**What the task asks:** From the listing below, extract each line containing the string "with".

(Saved entries)
● ● ● ● ● ● ●

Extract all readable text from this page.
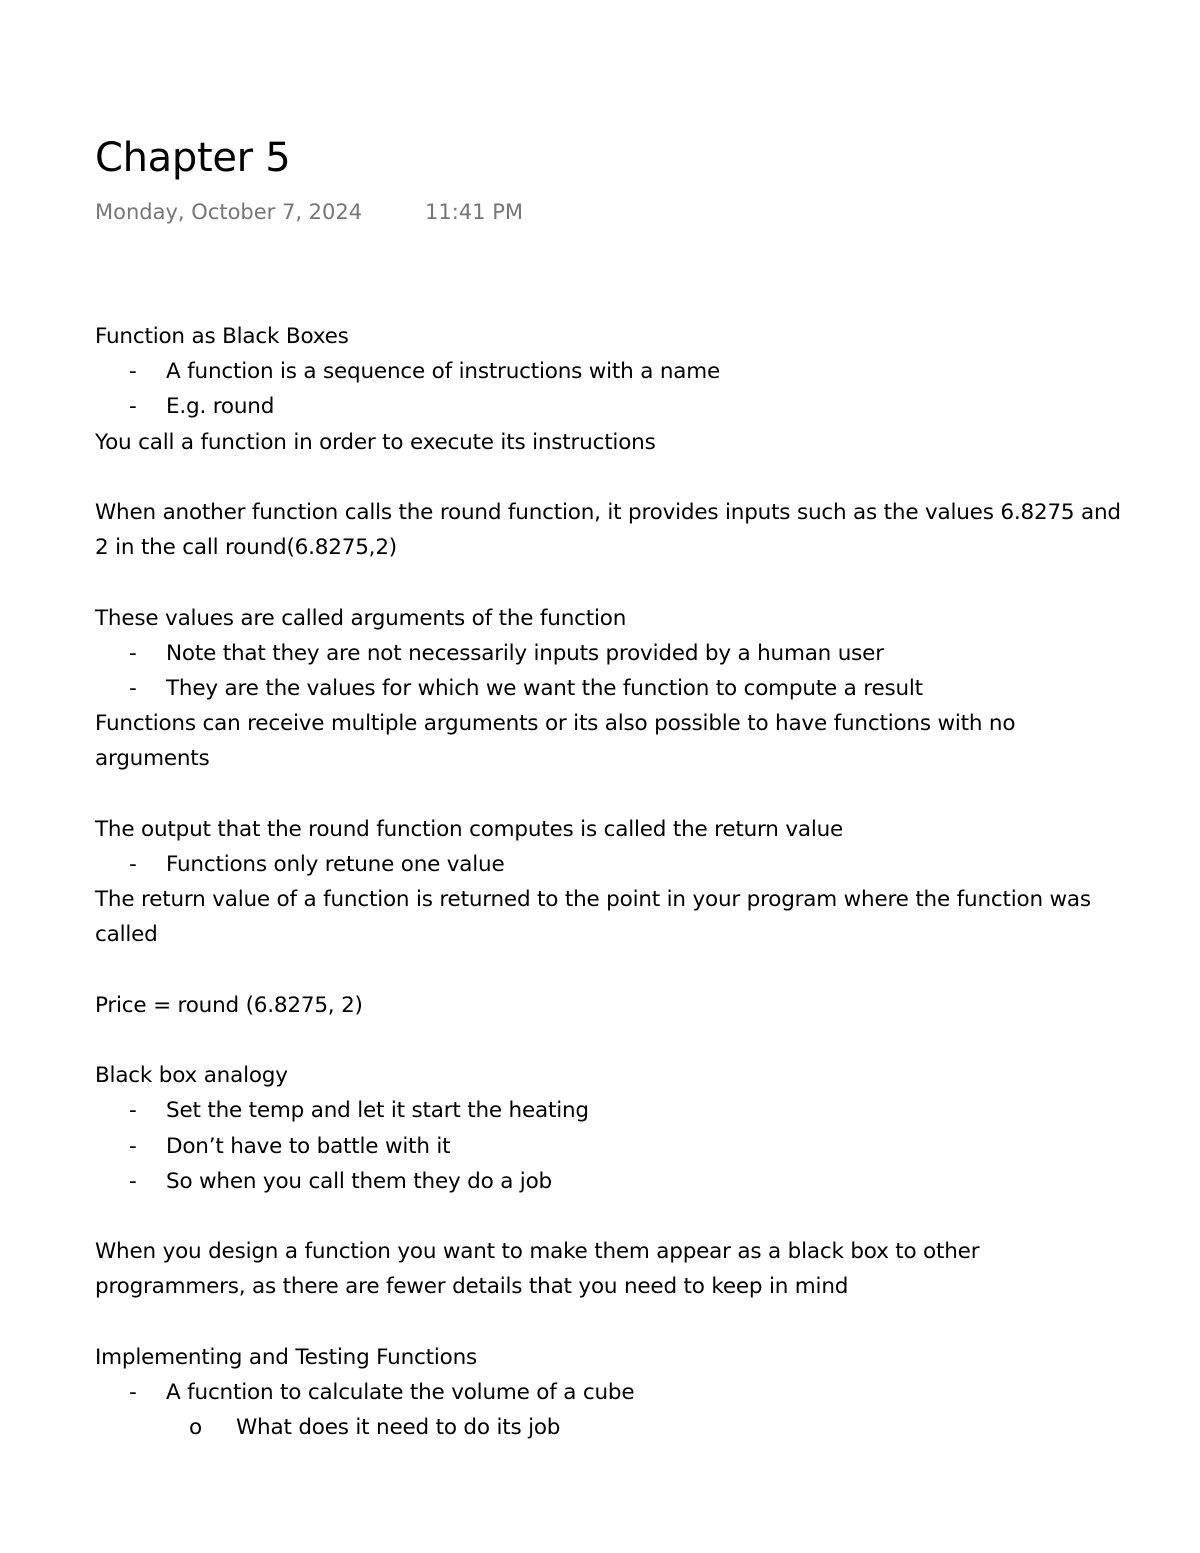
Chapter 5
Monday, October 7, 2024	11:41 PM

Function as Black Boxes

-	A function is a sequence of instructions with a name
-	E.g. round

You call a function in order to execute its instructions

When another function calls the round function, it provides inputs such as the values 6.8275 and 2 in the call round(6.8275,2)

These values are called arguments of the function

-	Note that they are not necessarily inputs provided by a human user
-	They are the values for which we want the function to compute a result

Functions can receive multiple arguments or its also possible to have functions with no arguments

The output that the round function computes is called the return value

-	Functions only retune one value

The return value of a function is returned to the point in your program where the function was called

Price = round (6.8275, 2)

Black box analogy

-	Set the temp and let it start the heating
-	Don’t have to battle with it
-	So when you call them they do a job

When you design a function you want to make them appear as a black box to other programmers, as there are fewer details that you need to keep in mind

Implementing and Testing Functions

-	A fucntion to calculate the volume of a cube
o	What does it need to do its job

● ● ● ● ● ● ●

**Response for this exercise:**
-	A function is a sequence of instructions with a name
Functions can receive multiple arguments or its also possible to have functions with no arguments
-	Don’t have to battle with it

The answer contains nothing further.